▸ **WHAT IS BEING ASKED**
Write out all of the data without omission, exactly as shown.

________________________________________

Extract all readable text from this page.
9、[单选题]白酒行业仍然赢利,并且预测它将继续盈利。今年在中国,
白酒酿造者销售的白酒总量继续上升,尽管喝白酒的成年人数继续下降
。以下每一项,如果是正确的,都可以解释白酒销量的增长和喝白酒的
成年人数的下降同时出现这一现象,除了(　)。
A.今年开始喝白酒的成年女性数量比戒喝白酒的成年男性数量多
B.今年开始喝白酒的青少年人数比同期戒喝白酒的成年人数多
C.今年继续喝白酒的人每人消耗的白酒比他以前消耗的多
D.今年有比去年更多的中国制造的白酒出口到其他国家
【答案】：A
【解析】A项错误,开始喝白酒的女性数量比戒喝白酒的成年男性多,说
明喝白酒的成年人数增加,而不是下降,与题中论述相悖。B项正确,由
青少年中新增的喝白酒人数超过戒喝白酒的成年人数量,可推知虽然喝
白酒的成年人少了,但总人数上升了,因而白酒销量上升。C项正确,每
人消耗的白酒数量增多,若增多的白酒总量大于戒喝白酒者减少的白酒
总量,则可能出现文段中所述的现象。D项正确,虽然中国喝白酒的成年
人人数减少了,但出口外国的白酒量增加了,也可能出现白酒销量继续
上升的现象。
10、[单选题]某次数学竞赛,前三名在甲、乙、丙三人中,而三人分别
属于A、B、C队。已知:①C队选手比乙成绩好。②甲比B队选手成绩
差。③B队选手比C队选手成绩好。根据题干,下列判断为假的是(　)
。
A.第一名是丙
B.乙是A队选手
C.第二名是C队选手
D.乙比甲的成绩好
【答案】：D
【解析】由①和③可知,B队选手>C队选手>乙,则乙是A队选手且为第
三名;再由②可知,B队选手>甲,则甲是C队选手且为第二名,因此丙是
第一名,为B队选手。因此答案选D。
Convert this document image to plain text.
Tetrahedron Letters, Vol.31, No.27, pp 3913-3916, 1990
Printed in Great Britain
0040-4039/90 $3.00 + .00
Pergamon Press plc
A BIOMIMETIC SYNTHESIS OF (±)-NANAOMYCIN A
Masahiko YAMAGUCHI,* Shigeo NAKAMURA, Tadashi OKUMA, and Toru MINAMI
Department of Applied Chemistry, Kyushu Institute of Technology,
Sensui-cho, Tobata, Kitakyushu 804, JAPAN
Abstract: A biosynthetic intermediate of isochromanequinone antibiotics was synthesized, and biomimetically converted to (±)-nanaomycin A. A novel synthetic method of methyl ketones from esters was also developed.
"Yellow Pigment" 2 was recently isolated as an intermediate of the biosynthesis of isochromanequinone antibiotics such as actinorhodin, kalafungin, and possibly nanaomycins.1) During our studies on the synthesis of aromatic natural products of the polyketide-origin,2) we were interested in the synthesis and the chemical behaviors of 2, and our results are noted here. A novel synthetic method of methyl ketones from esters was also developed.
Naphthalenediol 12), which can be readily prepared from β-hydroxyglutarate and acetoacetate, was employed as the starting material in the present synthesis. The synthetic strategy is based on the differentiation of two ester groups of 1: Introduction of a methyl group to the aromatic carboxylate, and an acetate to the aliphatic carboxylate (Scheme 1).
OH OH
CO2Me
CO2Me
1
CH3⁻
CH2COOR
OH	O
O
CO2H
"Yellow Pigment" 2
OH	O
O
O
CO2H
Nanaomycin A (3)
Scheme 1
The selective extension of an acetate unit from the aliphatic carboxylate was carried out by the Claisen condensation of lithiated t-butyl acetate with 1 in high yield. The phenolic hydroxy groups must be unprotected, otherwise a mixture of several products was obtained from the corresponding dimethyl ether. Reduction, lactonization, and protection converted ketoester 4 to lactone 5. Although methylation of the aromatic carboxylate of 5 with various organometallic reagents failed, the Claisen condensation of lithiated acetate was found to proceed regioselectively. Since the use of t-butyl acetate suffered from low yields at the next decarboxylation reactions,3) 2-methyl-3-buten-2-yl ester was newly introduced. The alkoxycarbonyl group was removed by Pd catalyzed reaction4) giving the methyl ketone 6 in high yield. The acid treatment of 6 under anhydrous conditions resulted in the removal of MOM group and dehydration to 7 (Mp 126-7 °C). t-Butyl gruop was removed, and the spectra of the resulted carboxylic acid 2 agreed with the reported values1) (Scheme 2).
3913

________________________________________

▸ **WRITTEN ANSWER**
Extract all readable text from this page.
9、[单选题]白酒行业仍然赢利,并且预测它将继续盈利。今年在中国,
白酒酿造者销售的白酒总量继续上升,尽管喝白酒的成年人数继续下降
。以下每一项,如果是正确的,都可以解释白酒销量的增长和喝白酒的
成年人数的下降同时出现这一现象,除了(　)。
A.今年开始喝白酒的成年女性数量比戒喝白酒的成年男性数量多
B.今年开始喝白酒的青少年人数比同期戒喝白酒的成年人数多
C.今年继续喝白酒的人每人消耗的白酒比他以前消耗的多
D.今年有比去年更多的中国制造的白酒出口到其他国家
【答案】：A
【解析】A项错误,开始喝白酒的女性数量比戒喝白酒的成年男性多,说
明喝白酒的成年人数增加,而不是下降,与题中论述相悖。B项正确,由
青少年中新增的喝白酒人数超过戒喝白酒的成年人数量,可推知虽然喝
白酒的成年人少了,但总人数上升了,因而白酒销量上升。C项正确,每
人消耗的白酒数量增多,若增多的白酒总量大于戒喝白酒者减少的白酒
总量,则可能出现文段中所述的现象。D项正确,虽然中国喝白酒的成年
人人数减少了,但出口外国的白酒量增加了,也可能出现白酒销量继续
上升的现象。
10、[单选题]某次数学竞赛,前三名在甲、乙、丙三人中,而三人分别
属于A、B、C队。已知:①C队选手比乙成绩好。②甲比B队选手成绩
差。③B队选手比C队选手成绩好。根据题干,下列判断为假的是(　)
。
A.第一名是丙
B.乙是A队选手
C.第二名是C队选手
D.乙比甲的成绩好
【答案】：D
【解析】由①和③可知,B队选手>C队选手>乙,则乙是A队选手且为第
三名;再由②可知,B队选手>甲,则甲是C队选手且为第二名,因此丙是
第一名,为B队选手。因此答案选D。
Convert this document image to plain text.
Tetrahedron Letters, Vol.31, No.27, pp 3913-3916, 1990
Printed in Great Britain
0040-4039/90 $3.00 + .00
Pergamon Press plc
A BIOMIMETIC SYNTHESIS OF (±)-NANAOMYCIN A
Masahiko YAMAGUCHI,* Shigeo NAKAMURA, Tadashi OKUMA, and Toru MINAMI
Department of Applied Chemistry, Kyushu Institute of Technology,
Sensui-cho, Tobata, Kitakyushu 804, JAPAN
Abstract: A biosynthetic intermediate of isochromanequinone antibiotics was synthesized, and biomimetically converted to (±)-nanaomycin A. A novel synthetic method of methyl ketones from esters was also developed.
"Yellow Pigment" 2 was recently isolated as an intermediate of the biosynthesis of isochromanequinone antibiotics such as actinorhodin, kalafungin, and possibly nanaomycins.1) During our studies on the synthesis of aromatic natural products of the polyketide-origin,2) we were interested in the synthesis and the chemical behaviors of 2, and our results are noted here. A novel synthetic method of methyl ketones from esters was also developed.
Naphthalenediol 12), which can be readily prepared from β-hydroxyglutarate and acetoacetate, was employed as the starting material in the present synthesis. The synthetic strategy is based on the differentiation of two ester groups of 1: Introduction of a methyl group to the aromatic carboxylate, and an acetate to the aliphatic carboxylate (Scheme 1).
OH OH
CO2Me
CO2Me
1
CH3⁻
CH2COOR
OH	O
O
CO2H
"Yellow Pigment" 2
OH	O
O
O
CO2H
Nanaomycin A (3)
Scheme 1
The selective extension of an acetate unit from the aliphatic carboxylate was carried out by the Claisen condensation of lithiated t-butyl acetate with 1 in high yield. The phenolic hydroxy groups must be unprotected, otherwise a mixture of several products was obtained from the corresponding dimethyl ether. Reduction, lactonization, and protection converted ketoester 4 to lactone 5. Although methylation of the aromatic carboxylate of 5 with various organometallic reagents failed, the Claisen condensation of lithiated acetate was found to proceed regioselectively. Since the use of t-butyl acetate suffered from low yields at the next decarboxylation reactions,3) 2-methyl-3-buten-2-yl ester was newly introduced. The alkoxycarbonyl group was removed by Pd catalyzed reaction4) giving the methyl ketone 6 in high yield. The acid treatment of 6 under anhydrous conditions resulted in the removal of MOM group and dehydration to 7 (Mp 126-7 °C). t-Butyl gruop was removed, and the spectra of the resulted carboxylic acid 2 agreed with the reported values1) (Scheme 2).
3913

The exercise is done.